Problem to work on.
Can you print every record below exactly as written?

<<<<

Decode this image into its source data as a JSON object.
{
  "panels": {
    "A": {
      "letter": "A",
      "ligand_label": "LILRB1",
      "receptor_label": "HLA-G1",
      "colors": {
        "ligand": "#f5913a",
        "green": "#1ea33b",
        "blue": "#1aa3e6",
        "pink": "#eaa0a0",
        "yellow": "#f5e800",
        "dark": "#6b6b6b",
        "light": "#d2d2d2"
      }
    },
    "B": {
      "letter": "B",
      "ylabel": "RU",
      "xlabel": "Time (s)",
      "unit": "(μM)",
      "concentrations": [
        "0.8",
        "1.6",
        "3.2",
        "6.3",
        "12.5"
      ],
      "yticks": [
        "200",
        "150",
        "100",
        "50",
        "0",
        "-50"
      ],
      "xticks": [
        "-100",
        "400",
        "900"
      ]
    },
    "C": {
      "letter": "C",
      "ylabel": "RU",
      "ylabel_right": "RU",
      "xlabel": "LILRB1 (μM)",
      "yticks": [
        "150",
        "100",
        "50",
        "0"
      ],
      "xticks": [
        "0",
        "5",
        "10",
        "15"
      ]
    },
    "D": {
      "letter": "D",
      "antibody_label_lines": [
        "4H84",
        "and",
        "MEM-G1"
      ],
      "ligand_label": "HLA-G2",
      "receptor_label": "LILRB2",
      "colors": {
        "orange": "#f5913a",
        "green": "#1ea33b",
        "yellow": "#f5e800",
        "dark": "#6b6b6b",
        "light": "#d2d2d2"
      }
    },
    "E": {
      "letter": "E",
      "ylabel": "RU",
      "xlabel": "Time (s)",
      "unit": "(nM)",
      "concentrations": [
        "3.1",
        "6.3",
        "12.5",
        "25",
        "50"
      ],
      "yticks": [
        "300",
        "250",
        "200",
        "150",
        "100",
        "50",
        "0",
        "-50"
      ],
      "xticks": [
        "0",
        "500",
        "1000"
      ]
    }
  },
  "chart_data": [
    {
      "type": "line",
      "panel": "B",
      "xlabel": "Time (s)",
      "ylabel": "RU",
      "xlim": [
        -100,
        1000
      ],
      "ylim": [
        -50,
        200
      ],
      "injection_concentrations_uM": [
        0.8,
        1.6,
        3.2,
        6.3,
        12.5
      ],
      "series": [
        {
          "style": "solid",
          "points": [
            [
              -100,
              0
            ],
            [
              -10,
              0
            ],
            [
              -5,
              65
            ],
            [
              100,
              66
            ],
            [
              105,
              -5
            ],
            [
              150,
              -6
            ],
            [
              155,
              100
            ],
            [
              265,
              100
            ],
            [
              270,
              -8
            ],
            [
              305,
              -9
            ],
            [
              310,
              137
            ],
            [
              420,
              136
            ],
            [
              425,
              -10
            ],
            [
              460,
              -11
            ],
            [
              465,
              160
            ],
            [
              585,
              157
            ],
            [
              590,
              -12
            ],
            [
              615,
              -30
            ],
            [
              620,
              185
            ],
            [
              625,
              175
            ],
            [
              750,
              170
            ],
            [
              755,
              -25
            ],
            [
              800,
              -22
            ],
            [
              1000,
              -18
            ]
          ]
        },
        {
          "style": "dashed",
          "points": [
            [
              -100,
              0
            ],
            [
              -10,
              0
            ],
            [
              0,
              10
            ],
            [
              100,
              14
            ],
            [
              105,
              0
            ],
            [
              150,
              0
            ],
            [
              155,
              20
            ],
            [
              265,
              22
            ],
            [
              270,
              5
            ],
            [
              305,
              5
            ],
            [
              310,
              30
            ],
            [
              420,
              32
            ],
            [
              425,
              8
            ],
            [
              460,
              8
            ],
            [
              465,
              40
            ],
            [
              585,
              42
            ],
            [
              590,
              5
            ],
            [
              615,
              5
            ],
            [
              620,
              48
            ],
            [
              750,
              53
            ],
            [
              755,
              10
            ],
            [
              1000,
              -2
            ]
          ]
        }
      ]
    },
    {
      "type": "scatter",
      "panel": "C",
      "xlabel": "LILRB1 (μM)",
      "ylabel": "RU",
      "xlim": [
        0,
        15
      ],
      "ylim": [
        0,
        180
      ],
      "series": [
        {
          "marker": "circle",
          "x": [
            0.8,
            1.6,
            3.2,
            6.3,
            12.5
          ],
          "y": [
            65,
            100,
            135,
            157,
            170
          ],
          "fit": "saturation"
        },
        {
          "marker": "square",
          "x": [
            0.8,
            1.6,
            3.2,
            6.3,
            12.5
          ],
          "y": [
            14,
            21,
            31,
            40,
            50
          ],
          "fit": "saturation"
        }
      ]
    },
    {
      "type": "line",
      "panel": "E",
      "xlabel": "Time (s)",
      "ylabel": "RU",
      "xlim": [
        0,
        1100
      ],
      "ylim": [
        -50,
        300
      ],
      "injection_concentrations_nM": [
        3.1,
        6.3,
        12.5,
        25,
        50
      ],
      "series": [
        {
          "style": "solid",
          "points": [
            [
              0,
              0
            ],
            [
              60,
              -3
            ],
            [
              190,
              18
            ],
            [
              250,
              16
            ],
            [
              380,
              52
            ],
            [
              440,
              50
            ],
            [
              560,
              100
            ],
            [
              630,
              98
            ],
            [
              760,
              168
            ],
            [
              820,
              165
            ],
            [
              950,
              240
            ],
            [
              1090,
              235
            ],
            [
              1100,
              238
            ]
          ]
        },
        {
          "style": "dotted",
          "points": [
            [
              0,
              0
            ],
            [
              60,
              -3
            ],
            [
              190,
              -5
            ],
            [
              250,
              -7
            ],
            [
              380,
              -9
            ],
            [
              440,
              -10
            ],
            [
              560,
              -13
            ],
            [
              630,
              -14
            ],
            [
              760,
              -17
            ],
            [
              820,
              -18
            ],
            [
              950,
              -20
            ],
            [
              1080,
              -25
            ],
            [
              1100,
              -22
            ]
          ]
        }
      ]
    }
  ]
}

>>>>

Expected output.
Decode this image into its source data as a JSON object.
{
  "panels": {
    "A": {
      "letter": "A",
      "ligand_label": "LILRB1",
      "receptor_label": "HLA-G1",
      "colors": {
        "ligand": "#f5913a",
        "green": "#1ea33b",
        "blue": "#1aa3e6",
        "pink": "#eaa0a0",
        "yellow": "#f5e800",
        "dark": "#6b6b6b",
        "light": "#d2d2d2"
      }
    },
    "B": {
      "letter": "B",
      "ylabel": "RU",
      "xlabel": "Time (s)",
      "unit": "(μM)",
      "concentrations": [
        "0.8",
        "1.6",
        "3.2",
        "6.3",
        "12.5"
      ],
      "yticks": [
        "200",
        "150",
        "100",
        "50",
        "0",
        "-50"
      ],
      "xticks": [
        "-100",
        "400",
        "900"
      ]
    },
    "C": {
      "letter": "C",
      "ylabel": "RU",
      "ylabel_right": "RU",
      "xlabel": "LILRB1 (μM)",
      "yticks": [
        "150",
        "100",
        "50",
        "0"
      ],
      "xticks": [
        "0",
        "5",
        "10",
        "15"
      ]
    },
    "D": {
      "letter": "D",
      "antibody_label_lines": [
        "4H84",
        "and",
        "MEM-G1"
      ],
      "ligand_label": "HLA-G2",
      "receptor_label": "LILRB2",
      "colors": {
        "orange": "#f5913a",
        "green": "#1ea33b",
        "yellow": "#f5e800",
        "dark": "#6b6b6b",
        "light": "#d2d2d2"
      }
    },
    "E": {
      "letter": "E",
      "ylabel": "RU",
      "xlabel": "Time (s)",
      "unit": "(nM)",
      "concentrations": [
        "3.1",
        "6.3",
        "12.5",
        "25",
        "50"
      ],
      "yticks": [
        "300",
        "250",
        "200",
        "150",
        "100",
        "50",
        "0",
        "-50"
      ],
      "xticks": [
        "0",
        "500",
        "1000"
      ]
    }
  },
  "chart_data": [
    {
      "type": "line",
      "panel": "B",
      "xlabel": "Time (s)",
      "ylabel": "RU",
      "xlim": [
        -100,
        1000
      ],
      "ylim": [
        -50,
        200
      ],
      "injection_concentrations_uM": [
        0.8,
        1.6,
        3.2,
        6.3,
        12.5
      ],
      "series": [
        {
          "style": "solid",
          "points": [
            [
              -100,
              0
            ],
            [
              -10,
              0
            ],
            [
              -5,
              65
            ],
            [
              100,
              66
            ],
            [
              105,
              -5
            ],
            [
              150,
              -6
            ],
            [
              155,
              100
            ],
            [
              265,
              100
            ],
            [
              270,
              -8
            ],
            [
              305,
              -9
            ],
            [
              310,
              137
            ],
            [
              420,
              136
            ],
            [
              425,
              -10
            ],
            [
              460,
              -11
            ],
            [
              465,
              160
            ],
            [
              585,
              157
            ],
            [
              590,
              -12
            ],
            [
              615,
              -30
            ],
            [
              620,
              185
            ],
            [
              625,
              175
            ],
            [
              750,
              170
            ],
            [
              755,
              -25
            ],
            [
              800,
              -22
            ],
            [
              1000,
              -18
            ]
          ]
        },
        {
          "style": "dashed",
          "points": [
            [
              -100,
              0
            ],
            [
              -10,
              0
            ],
            [
              0,
              10
            ],
            [
              100,
              14
            ],
            [
              105,
              0
            ],
            [
              150,
              0
            ],
            [
              155,
              20
            ],
            [
              265,
              22
            ],
            [
              270,
              5
            ],
            [
              305,
              5
            ],
            [
              310,
              30
            ],
            [
              420,
              32
            ],
            [
              425,
              8
            ],
            [
              460,
              8
            ],
            [
              465,
              40
            ],
            [
              585,
              42
            ],
            [
              590,
              5
            ],
            [
              615,
              5
            ],
            [
              620,
              48
            ],
            [
              750,
              53
            ],
            [
              755,
              10
            ],
            [
              1000,
              -2
            ]
          ]
        }
      ]
    },
    {
      "type": "scatter",
      "panel": "C",
      "xlabel": "LILRB1 (μM)",
      "ylabel": "RU",
      "xlim": [
        0,
        15
      ],
      "ylim": [
        0,
        180
      ],
      "series": [
        {
          "marker": "circle",
          "x": [
            0.8,
            1.6,
            3.2,
            6.3,
            12.5
          ],
          "y": [
            65,
            100,
            135,
            157,
            170
          ],
          "fit": "saturation"
        },
        {
          "marker": "square",
          "x": [
            0.8,
            1.6,
            3.2,
            6.3,
            12.5
          ],
          "y": [
            14,
            21,
            31,
            40,
            50
          ],
          "fit": "saturation"
        }
      ]
    },
    {
      "type": "line",
      "panel": "E",
      "xlabel": "Time (s)",
      "ylabel": "RU",
      "xlim": [
        0,
        1100
      ],
      "ylim": [
        -50,
        300
      ],
      "injection_concentrations_nM": [
        3.1,
        6.3,
        12.5,
        25,
        50
      ],
      "series": [
        {
          "style": "solid",
          "points": [
            [
              0,
              0
            ],
            [
              60,
              -3
            ],
            [
              190,
              18
            ],
            [
              250,
              16
            ],
            [
              380,
              52
            ],
            [
              440,
              50
            ],
            [
              560,
              100
            ],
            [
              630,
              98
            ],
            [
              760,
              168
            ],
            [
              820,
              165
            ],
            [
              950,
              240
            ],
            [
              1090,
              235
            ],
            [
              1100,
              238
            ]
          ]
        },
        {
          "style": "dotted",
          "points": [
            [
              0,
              0
            ],
            [
              60,
              -3
            ],
            [
              190,
              -5
            ],
            [
              250,
              -7
            ],
            [
              380,
              -9
            ],
            [
              440,
              -10
            ],
            [
              560,
              -13
            ],
            [
              630,
              -14
            ],
            [
              760,
              -17
            ],
            [
              820,
              -18
            ],
            [
              950,
              -20
            ],
            [
              1080,
              -25
            ],
            [
              1100,
              -22
            ]
          ]
        }
      ]
    }
  ]
}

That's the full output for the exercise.